Data records:
-----

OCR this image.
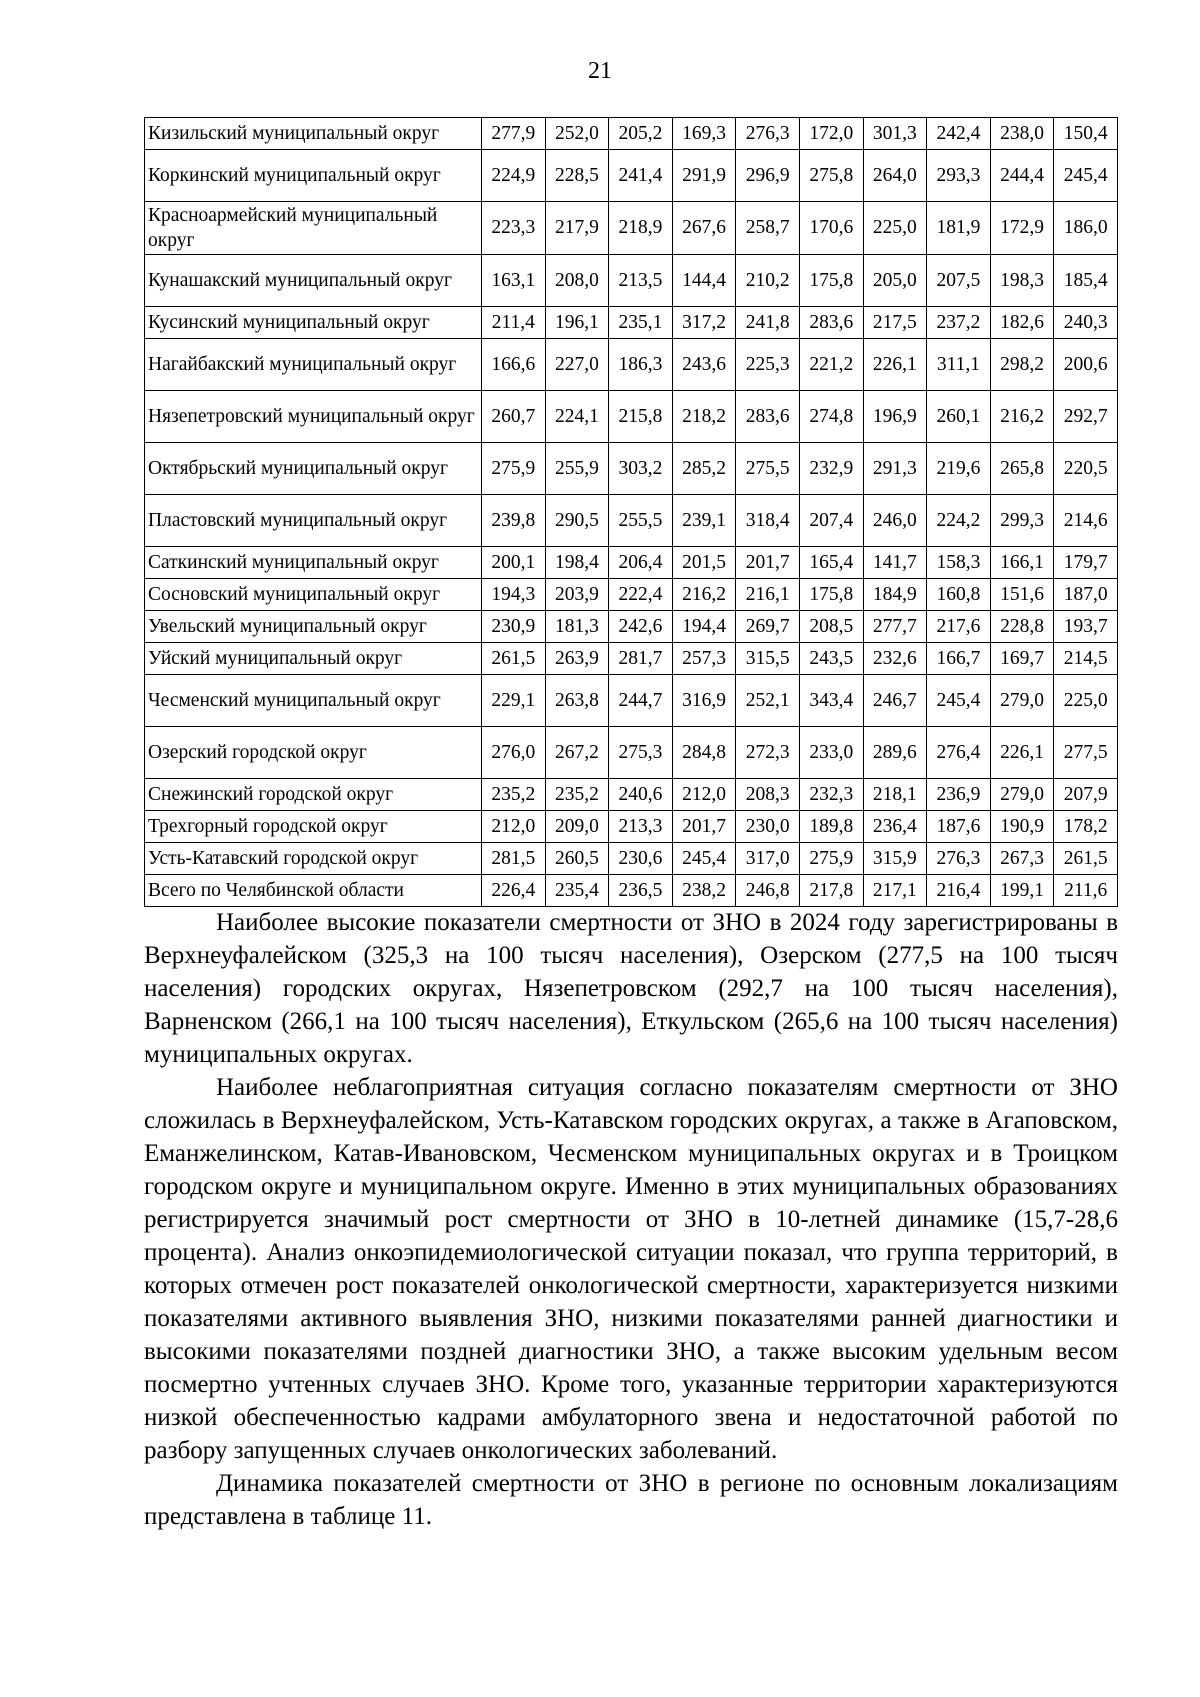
21
Кизильский муниципальный округ	277,9	252,0	205,2	169,3	276,3	172,0	301,3	242,4	238,0	150,4
Коркинский муниципальный округ	224,9	228,5	241,4	291,9	296,9	275,8	264,0	293,3	244,4	245,4
Красноармейский муниципальный округ	223,3	217,9	218,9	267,6	258,7	170,6	225,0	181,9	172,9	186,0
Кунашакский муниципальный округ	163,1	208,0	213,5	144,4	210,2	175,8	205,0	207,5	198,3	185,4
Кусинский муниципальный округ	211,4	196,1	235,1	317,2	241,8	283,6	217,5	237,2	182,6	240,3
Нагайбакский муниципальный округ	166,6	227,0	186,3	243,6	225,3	221,2	226,1	311,1	298,2	200,6
Нязепетровский муниципальный округ	260,7	224,1	215,8	218,2	283,6	274,8	196,9	260,1	216,2	292,7
Октябрьский муниципальный округ	275,9	255,9	303,2	285,2	275,5	232,9	291,3	219,6	265,8	220,5
Пластовский муниципальный округ	239,8	290,5	255,5	239,1	318,4	207,4	246,0	224,2	299,3	214,6
Саткинский муниципальный округ	200,1	198,4	206,4	201,5	201,7	165,4	141,7	158,3	166,1	179,7
Сосновский муниципальный округ	194,3	203,9	222,4	216,2	216,1	175,8	184,9	160,8	151,6	187,0
Увельский муниципальный округ	230,9	181,3	242,6	194,4	269,7	208,5	277,7	217,6	228,8	193,7
Уйский муниципальный округ	261,5	263,9	281,7	257,3	315,5	243,5	232,6	166,7	169,7	214,5
Чесменский муниципальный округ	229,1	263,8	244,7	316,9	252,1	343,4	246,7	245,4	279,0	225,0
Озерский городской округ	276,0	267,2	275,3	284,8	272,3	233,0	289,6	276,4	226,1	277,5
Снежинский городской округ	235,2	235,2	240,6	212,0	208,3	232,3	218,1	236,9	279,0	207,9
Трехгорный городской округ	212,0	209,0	213,3	201,7	230,0	189,8	236,4	187,6	190,9	178,2
Усть-Катавский городской округ	281,5	260,5	230,6	245,4	317,0	275,9	315,9	276,3	267,3	261,5
Всего по Челябинской области	226,4	235,4	236,5	238,2	246,8	217,8	217,1	216,4	199,1	211,6

Наиболее высокие показатели смертности от ЗНО в 2024 году зарегистрированы в Верхнеуфалейском (325,3 на 100 тысяч населения), Озерском (277,5 на 100 тысяч населения) городских округах, Нязепетровском (292,7 на 100 тысяч населения), Варненском (266,1 на 100 тысяч населения), Еткульском (265,6 на 100 тысяч населения) муниципальных округах.

Наиболее неблагоприятная ситуация согласно показателям смертности от ЗНО сложилась в Верхнеуфалейском, Усть-Катавском городских округах, а также в Агаповском, Еманжелинском, Катав-Ивановском, Чесменском муниципальных округах и в Троицком городском округе и муниципальном округе. Именно в этих муниципальных образованиях регистрируется значимый рост смертности от ЗНО в 10-летней динамике (15,7-28,6 процента). Анализ онкоэпидемиологической ситуации показал, что группа территорий, в которых отмечен рост показателей онкологической смертности, характеризуется низкими показателями активного выявления ЗНО, низкими показателями ранней диагностики и высокими показателями поздней диагностики ЗНО, а также высоким удельным весом посмертно учтенных случаев ЗНО. Кроме того, указанные территории характеризуются низкой обеспеченностью кадрами амбулаторного звена и недостаточной работой по разбору запущенных случаев онкологических заболеваний.

Динамика показателей смертности от ЗНО в регионе по основным локализациям представлена в таблице 11.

-----

### GOAL OF THE EXERCISE
Return every line of the records exactly as given, pictures excluded.

### TASK SOLUTION
OCR this image.
21
Кизильский муниципальный округ	277,9	252,0	205,2	169,3	276,3	172,0	301,3	242,4	238,0	150,4
Коркинский муниципальный округ	224,9	228,5	241,4	291,9	296,9	275,8	264,0	293,3	244,4	245,4
Красноармейский муниципальный округ	223,3	217,9	218,9	267,6	258,7	170,6	225,0	181,9	172,9	186,0
Кунашакский муниципальный округ	163,1	208,0	213,5	144,4	210,2	175,8	205,0	207,5	198,3	185,4
Кусинский муниципальный округ	211,4	196,1	235,1	317,2	241,8	283,6	217,5	237,2	182,6	240,3
Нагайбакский муниципальный округ	166,6	227,0	186,3	243,6	225,3	221,2	226,1	311,1	298,2	200,6
Нязепетровский муниципальный округ	260,7	224,1	215,8	218,2	283,6	274,8	196,9	260,1	216,2	292,7
Октябрьский муниципальный округ	275,9	255,9	303,2	285,2	275,5	232,9	291,3	219,6	265,8	220,5
Пластовский муниципальный округ	239,8	290,5	255,5	239,1	318,4	207,4	246,0	224,2	299,3	214,6
Саткинский муниципальный округ	200,1	198,4	206,4	201,5	201,7	165,4	141,7	158,3	166,1	179,7
Сосновский муниципальный округ	194,3	203,9	222,4	216,2	216,1	175,8	184,9	160,8	151,6	187,0
Увельский муниципальный округ	230,9	181,3	242,6	194,4	269,7	208,5	277,7	217,6	228,8	193,7
Уйский муниципальный округ	261,5	263,9	281,7	257,3	315,5	243,5	232,6	166,7	169,7	214,5
Чесменский муниципальный округ	229,1	263,8	244,7	316,9	252,1	343,4	246,7	245,4	279,0	225,0
Озерский городской округ	276,0	267,2	275,3	284,8	272,3	233,0	289,6	276,4	226,1	277,5
Снежинский городской округ	235,2	235,2	240,6	212,0	208,3	232,3	218,1	236,9	279,0	207,9
Трехгорный городской округ	212,0	209,0	213,3	201,7	230,0	189,8	236,4	187,6	190,9	178,2
Усть-Катавский городской округ	281,5	260,5	230,6	245,4	317,0	275,9	315,9	276,3	267,3	261,5
Всего по Челябинской области	226,4	235,4	236,5	238,2	246,8	217,8	217,1	216,4	199,1	211,6

Наиболее высокие показатели смертности от ЗНО в 2024 году зарегистрированы в Верхнеуфалейском (325,3 на 100 тысяч населения), Озерском (277,5 на 100 тысяч населения) городских округах, Нязепетровском (292,7 на 100 тысяч населения), Варненском (266,1 на 100 тысяч населения), Еткульском (265,6 на 100 тысяч населения) муниципальных округах.

Наиболее неблагоприятная ситуация согласно показателям смертности от ЗНО сложилась в Верхнеуфалейском, Усть-Катавском городских округах, а также в Агаповском, Еманжелинском, Катав-Ивановском, Чесменском муниципальных округах и в Троицком городском округе и муниципальном округе. Именно в этих муниципальных образованиях регистрируется значимый рост смертности от ЗНО в 10-летней динамике (15,7-28,6 процента). Анализ онкоэпидемиологической ситуации показал, что группа территорий, в которых отмечен рост показателей онкологической смертности, характеризуется низкими показателями активного выявления ЗНО, низкими показателями ранней диагностики и высокими показателями поздней диагностики ЗНО, а также высоким удельным весом посмертно учтенных случаев ЗНО. Кроме того, указанные территории характеризуются низкой обеспеченностью кадрами амбулаторного звена и недостаточной работой по разбору запущенных случаев онкологических заболеваний.

Динамика показателей смертности от ЗНО в регионе по основным локализациям представлена в таблице 11.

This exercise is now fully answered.